### Data records
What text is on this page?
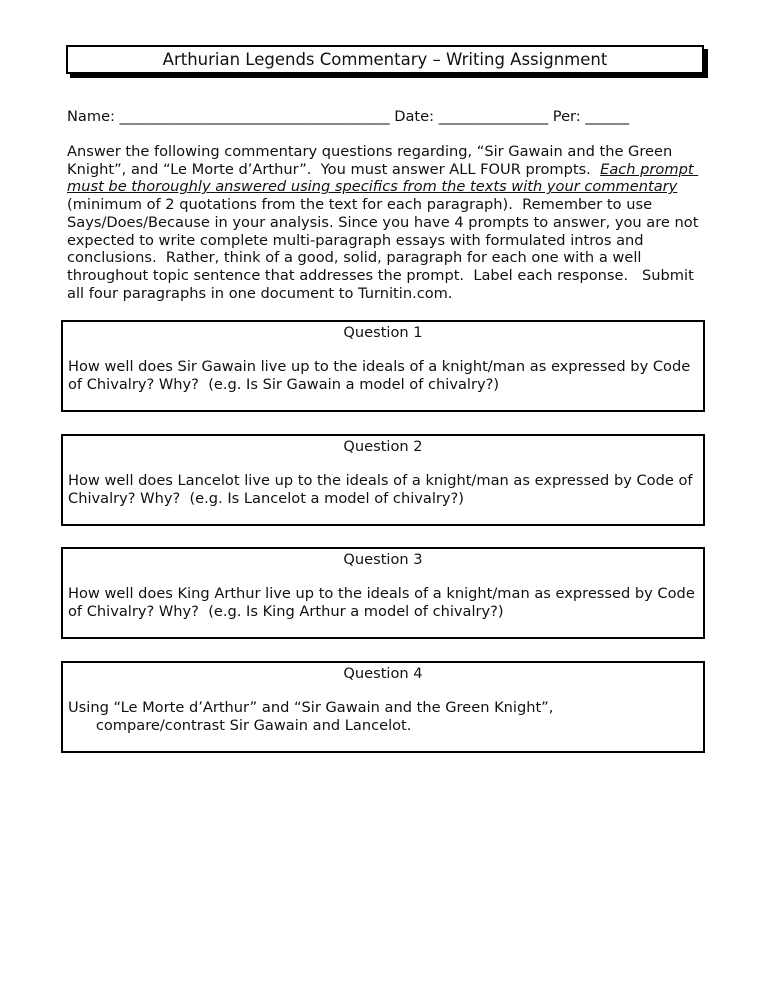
Arthurian Legends Commentary – Writing Assignment
Name: _____________________________________ Date: _______________ Per: ______
Answer the following commentary questions regarding, “Sir Gawain and the Green Knight”, and “Le Morte d’Arthur”.  You must answer ALL FOUR prompts.  Each prompt must be thoroughly answered using specifics from the texts with your commentary (minimum of 2 quotations from the text for each paragraph).  Remember to use Says/Does/Because in your analysis. Since you have 4 prompts to answer, you are not expected to write complete multi-paragraph essays with formulated intros and conclusions.  Rather, think of a good, solid, paragraph for each one with a well throughout topic sentence that addresses the prompt.  Label each response.   Submit all four paragraphs in one document to Turnitin.com.
Question 1
How well does Sir Gawain live up to the ideals of a knight/man as expressed by Code of Chivalry? Why?  (e.g. Is Sir Gawain a model of chivalry?)
Question 2
How well does Lancelot live up to the ideals of a knight/man as expressed by Code of Chivalry? Why?  (e.g. Is Lancelot a model of chivalry?)
Question 3
How well does King Arthur live up to the ideals of a knight/man as expressed by Code of Chivalry? Why?  (e.g. Is King Arthur a model of chivalry?)
Question 4
Using “Le Morte d’Arthur” and “Sir Gawain and the Green Knight”,
compare/contrast Sir Gawain and Lancelot.
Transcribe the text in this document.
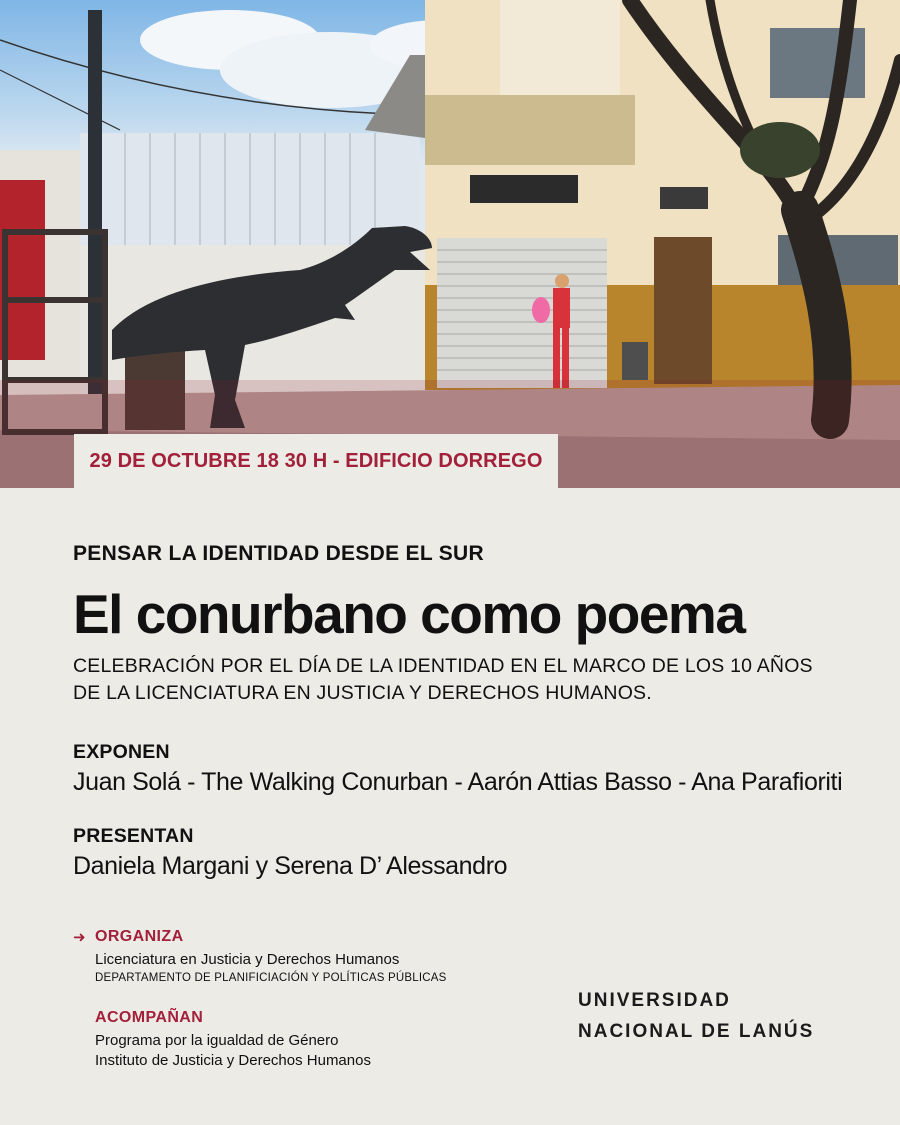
29 DE OCTUBRE 18 30 H - EDIFICIO DORREGO
PENSAR LA IDENTIDAD DESDE EL SUR
El conurbano como poema
CELEBRACIÓN POR EL DÍA DE LA IDENTIDAD EN EL MARCO DE LOS 10 AÑOS
DE LA LICENCIATURA EN JUSTICIA Y DERECHOS HUMANOS.
EXPONEN
Juan Solá - The Walking Conurban - Aarón Attias Basso - Ana Parafioriti
PRESENTAN
Daniela Margani y Serena D’ Alessandro
➜ ORGANIZA
Licenciatura en Justicia y Derechos Humanos
DEPARTAMENTO DE PLANIFICIACIÓN Y POLÍTICAS PÚBLICAS
ACOMPAÑAN
Programa por la igualdad de Género
Instituto de Justicia y Derechos Humanos
UNIVERSIDAD
NACIONAL DE LANÚS
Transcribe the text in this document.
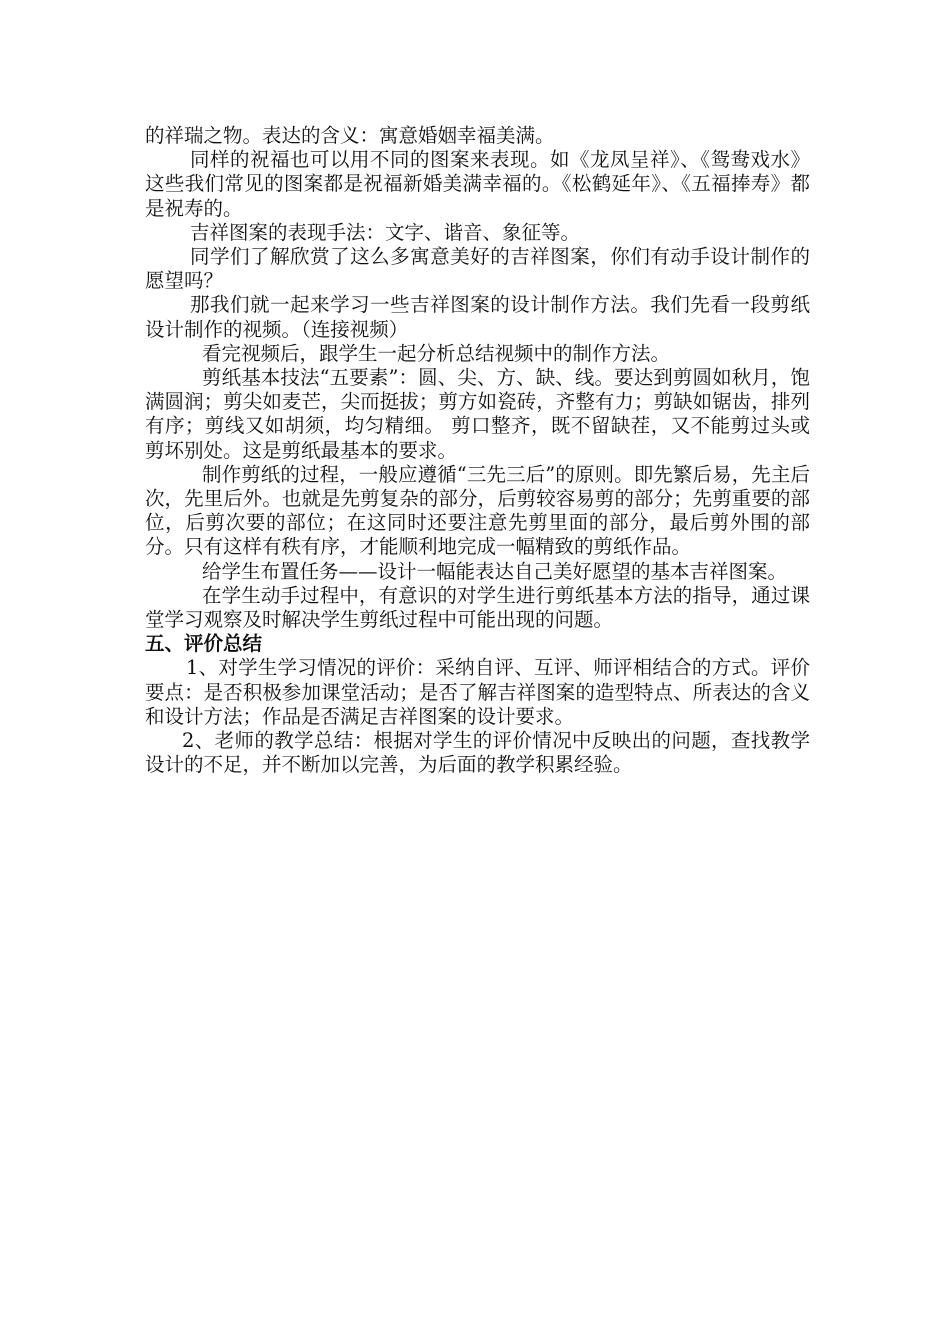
的祥瑞之物。表达的含义：寓意婚姻幸福美满。

同样的祝福也可以用不同的图案来表现。如《龙凤呈祥》、《鸳鸯戏水》这些我们常见的图案都是祝福新婚美满幸福的。《松鹤延年》、《五福捧寿》都是祝寿的。

吉祥图案的表现手法：文字、谐音、象征等。

同学们了解欣赏了这么多寓意美好的吉祥图案，你们有动手设计制作的愿望吗？

那我们就一起来学习一些吉祥图案的设计制作方法。我们先看一段剪纸设计制作的视频。（连接视频）

看完视频后，跟学生一起分析总结视频中的制作方法。

剪纸基本技法“五要素”：圆、尖、方、缺、线。要达到剪圆如秋月，饱满圆润；剪尖如麦芒，尖而挺拔；剪方如瓷砖，齐整有力；剪缺如锯齿，排列有序；剪线又如胡须，均匀精细。 剪口整齐，既不留缺茬，又不能剪过头或剪坏别处。这是剪纸最基本的要求。

制作剪纸的过程，一般应遵循“三先三后”的原则。即先繁后易，先主后次，先里后外。也就是先剪复杂的部分，后剪较容易剪的部分；先剪重要的部位，后剪次要的部位；在这同时还要注意先剪里面的部分，最后剪外围的部分。只有这样有秩有序，才能顺利地完成一幅精致的剪纸作品。

给学生布置任务——设计一幅能表达自己美好愿望的基本吉祥图案。

在学生动手过程中，有意识的对学生进行剪纸基本方法的指导，通过课堂学习观察及时解决学生剪纸过程中可能出现的问题。

五、评价总结

1、对学生学习情况的评价：采纳自评、互评、师评相结合的方式。评价要点：是否积极参加课堂活动；是否了解吉祥图案的造型特点、所表达的含义和设计方法；作品是否满足吉祥图案的设计要求。

2、老师的教学总结：根据对学生的评价情况中反映出的问题，查找教学设计的不足，并不断加以完善，为后面的教学积累经验。
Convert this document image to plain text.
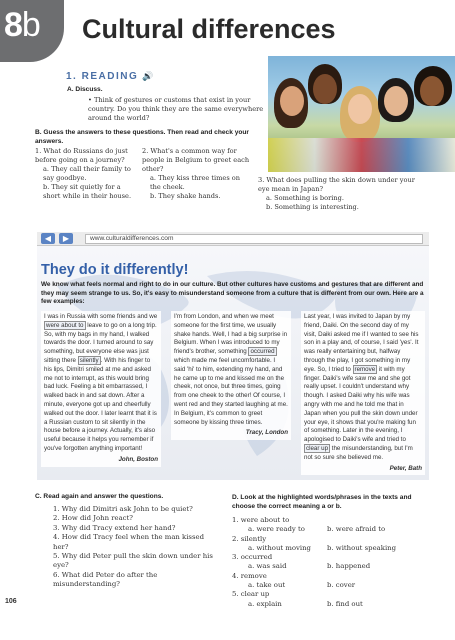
8b Cultural differences
1. READING 🔊
A. Discuss.
• Think of gestures or customs that exist in your country. Do you think they are the same everywhere around the world?
B. Guess the answers to these questions. Then read and check your answers.
1. What do Russians do just before going on a journey?
a. They call their family to say goodbye.
b. They sit quietly for a short while in their house.
2. What's a common way for people in Belgium to greet each other?
a. They kiss three times on the cheek.
b. They shake hands.
3. What does pulling the skin down under your eye mean in Japan?
a. Something is boring.
b. Something is interesting.
◀	▶	www.culturaldifferences.com
They do it differently!
We know what feels normal and right to do in our culture. But other cultures have customs and gestures that are different and they may seem strange to us. So, it's easy to misunderstand someone from a culture that is different from our own. Here are a few examples:
I was in Russia with some friends and we were about to leave to go on a long trip. So, with my bags in my hand, I walked towards the door. I turned around to say something, but everyone else was just sitting there silently . With his finger to his lips, Dimitri smiled at me and asked me not to interrupt, as this would bring bad luck. Feeling a bit embarrassed, I walked back in and sat down. After a minute, everyone got up and cheerfully walked out the door. I later learnt that it is a Russian custom to sit silently in the house before a journey. Actually, it's also useful because it helps you remember if you've forgotten anything important!
John, Boston
I'm from London, and when we meet someone for the first time, we usually shake hands. Well, I had a big surprise in Belgium. When I was introduced to my friend's brother, something occurred which made me feel uncomfortable. I said 'hi' to him, extending my hand, and he came up to me and kissed me on the cheek, not once, but three times, going from one cheek to the other! Of course, I went red and they started laughing at me. In Belgium, it's common to greet someone by kissing three times.
Tracy, London
Last year, I was invited to Japan by my friend, Daiki. On the second day of my visit, Daiki asked me if I wanted to see his son in a play and, of course, I said 'yes'. It was really entertaining but, halfway through the play, I got something in my eye. So, I tried to remove it with my finger. Daiki's wife saw me and she got really upset. I couldn't understand why though. I asked Daiki why his wife was angry with me and he told me that in Japan when you pull the skin down under your eye, it shows that you're making fun of something. Later in the evening, I apologised to Daiki's wife and tried to clear up the misunderstanding, but I'm not so sure she believed me.
Peter, Bath
C. Read again and answer the questions.
1. Why did Dimitri ask John to be quiet?
2. How did John react?
3. Why did Tracy extend her hand?
4. How did Tracy feel when the man kissed her?
5. Why did Peter pull the skin down under his eye?
6. What did Peter do after the misunderstanding?
D. Look at the highlighted words/phrases in the texts and choose the correct meaning a or b.
1. were about to
a. were ready to	b. were afraid to
2. silently
a. without moving b. without speaking
3. occurred
a. was said	b. happened
4. remove
a. take out	b. cover
5. clear up
a. explain	b. find out
106
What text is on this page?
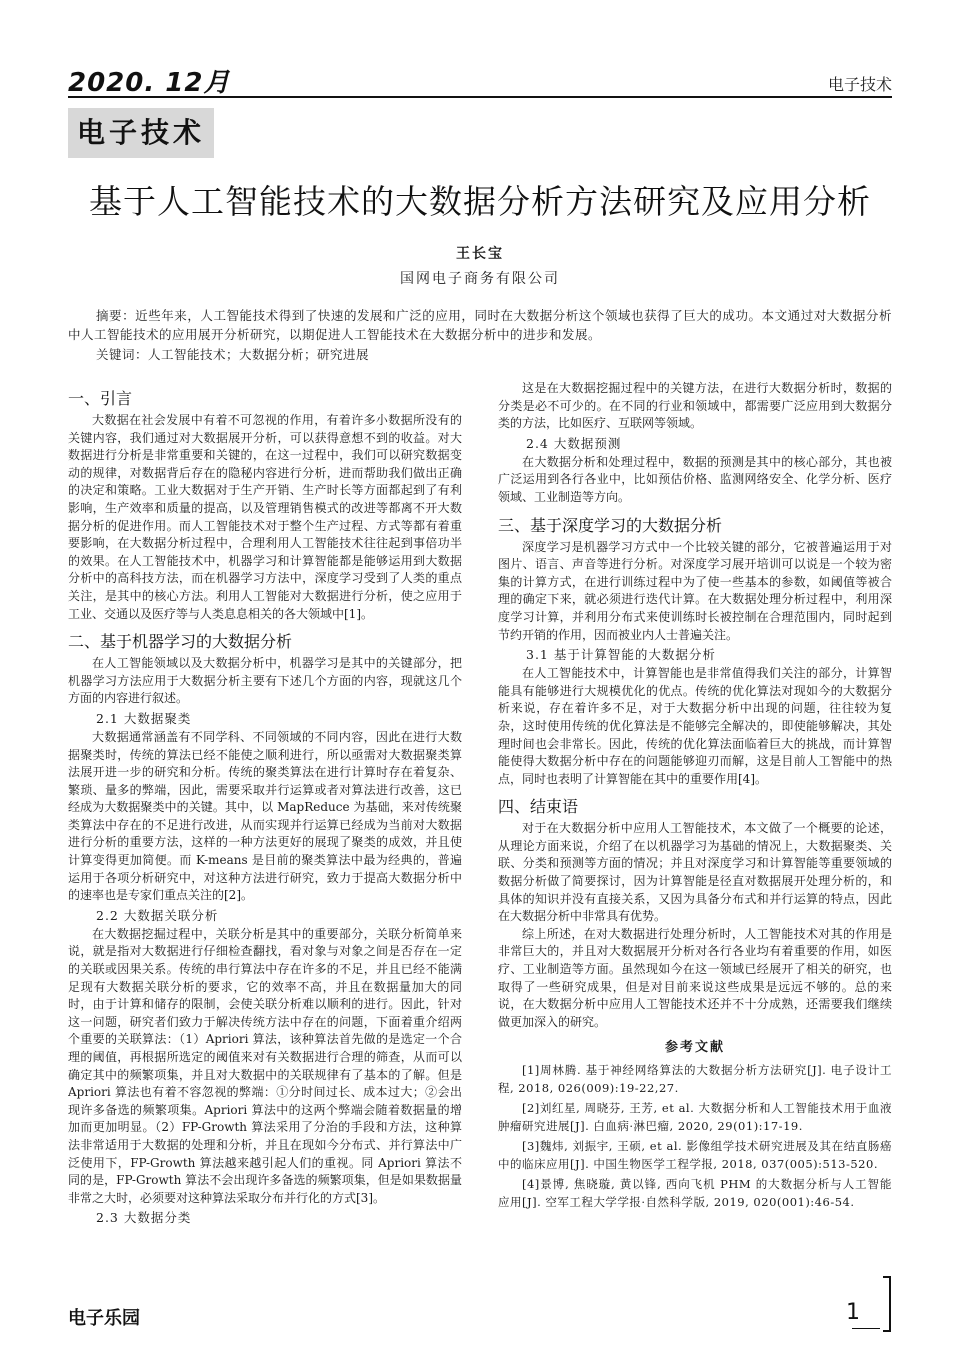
2020. 12月	电子技术
电子技术
基于人工智能技术的大数据分析方法研究及应用分析
王长宝
国网电子商务有限公司
摘要：近些年来，人工智能技术得到了快速的发展和广泛的应用，同时在大数据分析这个领域也获得了巨大的成功。本文通过对大数据分析中人工智能技术的应用展开分析研究，以期促进人工智能技术在大数据分析中的进步和发展。
关键词：人工智能技术；大数据分析；研究进展
一、引言

大数据在社会发展中有着不可忽视的作用，有着许多小数据所没有的关键内容，我们通过对大数据展开分析，可以获得意想不到的收益。对大数据进行分析是非常重要和关键的，在这一过程中，我们可以研究数据变动的规律，对数据背后存在的隐秘内容进行分析，进而帮助我们做出正确的决定和策略。工业大数据对于生产开销、生产时长等方面都起到了有利影响，生产效率和质量的提高，以及管理销售模式的改进等都离不开大数据分析的促进作用。而人工智能技术对于整个生产过程、方式等都有着重要影响，在大数据分析过程中，合理利用人工智能技术往往起到事倍功半的效果。在人工智能技术中，机器学习和计算智能都是能够运用到大数据分析中的高科技方法，而在机器学习方法中，深度学习受到了人类的重点关注，是其中的核心方法。利用人工智能对大数据进行分析，使之应用于工业、交通以及医疗等与人类息息相关的各大领域中[1]。

二、基于机器学习的大数据分析

在人工智能领域以及大数据分析中，机器学习是其中的关键部分，把机器学习方法应用于大数据分析主要有下述几个方面的内容，现就这几个方面的内容进行叙述。

2.1 大数据聚类

大数据通常涵盖有不同学科、不同领域的不同内容，因此在进行大数据聚类时，传统的算法已经不能使之顺利进行，所以亟需对大数据聚类算法展开进一步的研究和分析。传统的聚类算法在进行计算时存在着复杂、繁琐、量多的弊端，因此，需要采取并行运算或者对算法进行改善，这已经成为大数据聚类中的关键。其中，以 MapReduce 为基础，来对传统聚类算法中存在的不足进行改进，从而实现并行运算已经成为当前对大数据进行分析的重要方法，这样的一种方法更好的展现了聚类的成效，并且使计算变得更加简便。而 K-means 是目前的聚类算法中最为经典的，普遍运用于各项分析研究中，对这种方法进行研究，致力于提高大数据分析中的速率也是专家们重点关注的[2]。

2.2 大数据关联分析

在大数据挖掘过程中，关联分析是其中的重要部分，关联分析简单来说，就是指对大数据进行仔细检查翻找，看对象与对象之间是否存在一定的关联或因果关系。传统的串行算法中存在许多的不足，并且已经不能满足现有大数据关联分析的要求，它的效率不高，并且在数据量加大的同时，由于计算和储存的限制，会使关联分析难以顺利的进行。因此，针对这一问题，研究者们致力于解决传统方法中存在的问题，下面着重介绍两个重要的关联算法：（1）Apriori 算法，该种算法首先做的是选定一个合理的阈值，再根据所选定的阈值来对有关数据进行合理的筛查，从而可以确定其中的频繁项集，并且对大数据中的关联规律有了基本的了解。但是 Apriori 算法也有着不容忽视的弊端：①分时间过长、成本过大；②会出现许多备选的频繁项集。Apriori 算法中的这两个弊端会随着数据量的增加而更加明显。（2）FP-Growth 算法采用了分治的手段和方法，这种算法非常适用于大数据的处理和分析，并且在现如今分布式、并行算法中广泛使用下，FP-Growth 算法越来越引起人们的重视。同 Apriori 算法不同的是，FP-Growth 算法不会出现许多备选的频繁项集，但是如果数据量非常之大时，必须要对这种算法采取分布并行化的方式[3]。

2.3 大数据分类

这是在大数据挖掘过程中的关键方法，在进行大数据分析时，数据的分类是必不可少的。在不同的行业和领域中，都需要广泛应用到大数据分类的方法，比如医疗、互联网等领域。

2.4 大数据预测

在大数据分析和处理过程中，数据的预测是其中的核心部分，其也被广泛运用到各行各业中，比如预估价格、监测网络安全、化学分析、医疗领域、工业制造等方向。

三、基于深度学习的大数据分析

深度学习是机器学习方式中一个比较关键的部分，它被普遍运用于对图片、语言、声音等进行分析。对深度学习展开培训可以说是一个较为密集的计算方式，在进行训练过程中为了使一些基本的参数，如阈值等被合理的确定下来，就必须进行迭代计算。在大数据处理分析过程中，利用深度学习计算，并利用分布式来使训练时长被控制在合理范围内，同时起到节约开销的作用，因而被业内人士普遍关注。

3.1 基于计算智能的大数据分析

在人工智能技术中，计算智能也是非常值得我们关注的部分，计算智能具有能够进行大规模优化的优点。传统的优化算法对现如今的大数据分析来说，存在着许多不足，对于大数据分析中出现的问题，往往较为复杂，这时使用传统的优化算法是不能够完全解决的，即使能够解决，其处理时间也会非常长。因此，传统的优化算法面临着巨大的挑战，而计算智能使得大数据分析中存在的问题能够迎刃而解，这是目前人工智能中的热点，同时也表明了计算智能在其中的重要作用[4]。

四、结束语

对于在大数据分析中应用人工智能技术，本文做了一个概要的论述，从理论方面来说，介绍了在以机器学习为基础的情况上，大数据聚类、关联、分类和预测等方面的情况；并且对深度学习和计算智能等重要领域的数据分析做了简要探讨，因为计算智能是径直对数据展开处理分析的，和具体的知识并没有直接关系，又因为具备分布式和并行运算的特点，因此在大数据分析中非常具有优势。

综上所述，在对大数据进行处理分析时，人工智能技术对其的作用是非常巨大的，并且对大数据展开分析对各行各业均有着重要的作用，如医疗、工业制造等方面。虽然现如今在这一领域已经展开了相关的研究，也取得了一些研究成果，但是对目前来说这些成果是远远不够的。总的来说，在大数据分析中应用人工智能技术还并不十分成熟，还需要我们继续做更加深入的研究。

参考文献

[1]周林腾. 基于神经网络算法的大数据分析方法研究[J]. 电子设计工程, 2018, 026(009):19-22,27.

[2]刘红星, 周晓芬, 王芳, et al. 大数据分析和人工智能技术用于血液肿瘤研究进展[J]. 白血病·淋巴瘤, 2020, 29(01):17-19.

[3]魏炜, 刘振宇, 王硕, et al. 影像组学技术研究进展及其在结直肠癌中的临床应用[J]. 中国生物医学工程学报, 2018, 037(005):513-520.

[4]景博, 焦晓璇, 黄以锋, 西向飞机 PHM 的大数据分析与人工智能应用[J]. 空军工程大学学报·自然科学版, 2019, 020(001):46-54.

电子乐园	1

### Work instructions
Keep only the lines that hold the string "clear", and copy them out.

### Complete output
Last year, I was invited to Japan by my friend, Daiki. On the second day of my visit, Daiki asked me if I wanted to see his son in a play and, of course, I said 'yes'. It was really entertaining but, halfway through the play, I got something in my eye. So, I tried to remove it with my finger. Daiki's wife saw me and she got really upset. I couldn't understand why though. I asked Daiki why his wife was angry with me and he told me that in Japan when you pull the skin down under your eye, it shows that you're making fun of something. Later in the evening, I apologised to Daiki's wife and tried to clear up the misunderstanding, but I'm not so sure she believed me.
5. clear up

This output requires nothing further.